[Component data from apps and pages]
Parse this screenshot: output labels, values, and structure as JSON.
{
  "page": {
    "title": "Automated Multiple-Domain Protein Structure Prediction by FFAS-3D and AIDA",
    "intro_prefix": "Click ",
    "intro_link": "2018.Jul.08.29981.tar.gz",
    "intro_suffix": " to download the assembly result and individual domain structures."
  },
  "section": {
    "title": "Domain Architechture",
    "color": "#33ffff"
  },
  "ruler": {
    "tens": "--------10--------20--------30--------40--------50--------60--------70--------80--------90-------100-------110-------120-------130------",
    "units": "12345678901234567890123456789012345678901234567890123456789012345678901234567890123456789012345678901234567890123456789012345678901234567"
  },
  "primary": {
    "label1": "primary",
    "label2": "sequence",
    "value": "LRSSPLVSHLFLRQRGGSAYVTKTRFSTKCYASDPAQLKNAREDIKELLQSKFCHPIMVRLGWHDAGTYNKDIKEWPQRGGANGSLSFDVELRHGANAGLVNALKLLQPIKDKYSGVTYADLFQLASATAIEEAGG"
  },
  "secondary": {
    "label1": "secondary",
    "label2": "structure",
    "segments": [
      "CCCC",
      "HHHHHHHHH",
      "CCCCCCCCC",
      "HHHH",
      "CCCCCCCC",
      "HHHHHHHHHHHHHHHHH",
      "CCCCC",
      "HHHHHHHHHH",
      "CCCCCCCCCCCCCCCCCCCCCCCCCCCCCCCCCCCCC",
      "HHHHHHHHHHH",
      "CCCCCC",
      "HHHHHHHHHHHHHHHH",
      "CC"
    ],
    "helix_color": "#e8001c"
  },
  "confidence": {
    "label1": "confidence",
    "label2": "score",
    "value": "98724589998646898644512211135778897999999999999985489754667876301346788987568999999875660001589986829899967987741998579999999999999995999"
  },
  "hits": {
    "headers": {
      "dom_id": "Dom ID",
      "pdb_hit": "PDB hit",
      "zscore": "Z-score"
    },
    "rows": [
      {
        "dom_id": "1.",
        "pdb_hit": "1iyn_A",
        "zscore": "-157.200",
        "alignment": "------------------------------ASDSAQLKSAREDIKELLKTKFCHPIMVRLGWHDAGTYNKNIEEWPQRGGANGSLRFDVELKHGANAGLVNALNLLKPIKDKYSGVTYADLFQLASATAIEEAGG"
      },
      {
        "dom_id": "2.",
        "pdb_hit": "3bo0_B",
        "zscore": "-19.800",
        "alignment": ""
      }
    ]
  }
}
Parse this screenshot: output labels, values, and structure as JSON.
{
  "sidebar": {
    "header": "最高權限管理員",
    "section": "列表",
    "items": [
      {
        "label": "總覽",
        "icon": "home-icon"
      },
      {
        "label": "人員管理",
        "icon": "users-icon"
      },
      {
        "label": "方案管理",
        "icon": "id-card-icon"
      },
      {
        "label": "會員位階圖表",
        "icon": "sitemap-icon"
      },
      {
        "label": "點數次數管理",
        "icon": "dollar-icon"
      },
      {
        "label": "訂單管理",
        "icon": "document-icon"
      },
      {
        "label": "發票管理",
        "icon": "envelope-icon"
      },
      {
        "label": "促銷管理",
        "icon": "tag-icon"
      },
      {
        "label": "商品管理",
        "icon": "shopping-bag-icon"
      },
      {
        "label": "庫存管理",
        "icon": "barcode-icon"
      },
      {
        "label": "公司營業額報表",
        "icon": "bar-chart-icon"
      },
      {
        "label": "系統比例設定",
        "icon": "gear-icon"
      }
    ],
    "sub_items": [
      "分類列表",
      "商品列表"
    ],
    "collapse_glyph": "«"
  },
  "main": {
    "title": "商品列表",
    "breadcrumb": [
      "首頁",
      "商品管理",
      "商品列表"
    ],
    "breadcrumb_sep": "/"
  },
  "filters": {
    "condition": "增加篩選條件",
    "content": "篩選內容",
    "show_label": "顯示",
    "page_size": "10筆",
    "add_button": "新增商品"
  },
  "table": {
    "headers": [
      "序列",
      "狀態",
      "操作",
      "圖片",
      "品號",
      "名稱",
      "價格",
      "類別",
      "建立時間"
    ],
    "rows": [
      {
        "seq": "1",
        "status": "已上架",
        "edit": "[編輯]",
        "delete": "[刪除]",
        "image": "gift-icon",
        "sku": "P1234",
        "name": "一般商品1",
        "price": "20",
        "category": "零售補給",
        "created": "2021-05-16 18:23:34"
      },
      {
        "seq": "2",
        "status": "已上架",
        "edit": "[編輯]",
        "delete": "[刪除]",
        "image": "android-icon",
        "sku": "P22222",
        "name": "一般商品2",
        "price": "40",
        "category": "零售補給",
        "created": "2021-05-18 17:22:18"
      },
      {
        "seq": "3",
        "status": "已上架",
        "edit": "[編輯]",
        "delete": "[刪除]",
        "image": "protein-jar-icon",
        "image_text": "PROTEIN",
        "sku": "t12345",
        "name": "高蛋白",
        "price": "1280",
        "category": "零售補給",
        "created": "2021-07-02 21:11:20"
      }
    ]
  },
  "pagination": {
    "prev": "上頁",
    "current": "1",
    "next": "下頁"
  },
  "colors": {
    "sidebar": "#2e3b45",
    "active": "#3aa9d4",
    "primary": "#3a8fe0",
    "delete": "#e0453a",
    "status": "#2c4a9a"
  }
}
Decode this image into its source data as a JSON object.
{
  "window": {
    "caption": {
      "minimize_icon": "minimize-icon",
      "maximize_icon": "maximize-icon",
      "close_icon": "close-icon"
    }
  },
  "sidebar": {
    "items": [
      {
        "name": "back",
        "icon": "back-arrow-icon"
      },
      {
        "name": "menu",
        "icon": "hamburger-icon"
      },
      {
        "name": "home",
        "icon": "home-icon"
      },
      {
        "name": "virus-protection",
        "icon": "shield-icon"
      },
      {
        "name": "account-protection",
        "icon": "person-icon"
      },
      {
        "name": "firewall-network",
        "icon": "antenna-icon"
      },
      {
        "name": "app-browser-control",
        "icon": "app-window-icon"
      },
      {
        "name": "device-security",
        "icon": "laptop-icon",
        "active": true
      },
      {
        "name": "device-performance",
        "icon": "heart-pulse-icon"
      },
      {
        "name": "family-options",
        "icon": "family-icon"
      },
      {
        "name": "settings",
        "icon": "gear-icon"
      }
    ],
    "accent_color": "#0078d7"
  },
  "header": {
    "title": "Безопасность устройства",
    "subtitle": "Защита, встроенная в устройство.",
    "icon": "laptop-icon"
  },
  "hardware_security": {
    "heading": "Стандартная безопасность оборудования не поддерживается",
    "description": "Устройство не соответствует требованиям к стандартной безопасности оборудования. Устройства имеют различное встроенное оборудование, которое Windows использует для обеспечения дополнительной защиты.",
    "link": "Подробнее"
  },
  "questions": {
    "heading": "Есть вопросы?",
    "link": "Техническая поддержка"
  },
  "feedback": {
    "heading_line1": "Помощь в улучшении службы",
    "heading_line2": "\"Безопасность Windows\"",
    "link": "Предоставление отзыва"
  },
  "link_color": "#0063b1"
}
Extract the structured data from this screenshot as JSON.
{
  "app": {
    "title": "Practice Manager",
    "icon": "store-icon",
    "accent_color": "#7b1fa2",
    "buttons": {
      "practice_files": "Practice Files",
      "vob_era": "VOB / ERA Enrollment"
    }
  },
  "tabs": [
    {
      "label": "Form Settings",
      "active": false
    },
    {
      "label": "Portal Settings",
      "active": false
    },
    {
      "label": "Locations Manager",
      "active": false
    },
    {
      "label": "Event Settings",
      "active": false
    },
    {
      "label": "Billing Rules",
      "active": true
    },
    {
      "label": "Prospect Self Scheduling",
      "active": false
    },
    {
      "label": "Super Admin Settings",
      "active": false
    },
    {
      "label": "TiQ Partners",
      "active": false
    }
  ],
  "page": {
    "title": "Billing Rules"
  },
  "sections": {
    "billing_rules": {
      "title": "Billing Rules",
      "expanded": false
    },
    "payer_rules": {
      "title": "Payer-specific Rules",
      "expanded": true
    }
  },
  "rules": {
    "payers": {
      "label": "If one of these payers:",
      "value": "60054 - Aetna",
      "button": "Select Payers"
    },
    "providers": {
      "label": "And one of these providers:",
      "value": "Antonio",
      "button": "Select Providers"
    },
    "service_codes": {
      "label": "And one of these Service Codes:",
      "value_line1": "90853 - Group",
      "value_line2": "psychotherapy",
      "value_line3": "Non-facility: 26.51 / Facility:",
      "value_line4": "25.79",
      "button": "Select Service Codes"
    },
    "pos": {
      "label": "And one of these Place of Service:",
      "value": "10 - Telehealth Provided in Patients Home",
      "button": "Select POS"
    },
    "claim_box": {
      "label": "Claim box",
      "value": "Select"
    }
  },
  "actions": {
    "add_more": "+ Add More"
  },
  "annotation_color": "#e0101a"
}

[What is needed] Look for the string "Select" in the entries above. Copy every line that has it.

[Output for this exercise]
      "button": "Select Payers"
      "button": "Select Providers"
      "button": "Select Service Codes"
      "button": "Select POS"
      "value": "Select"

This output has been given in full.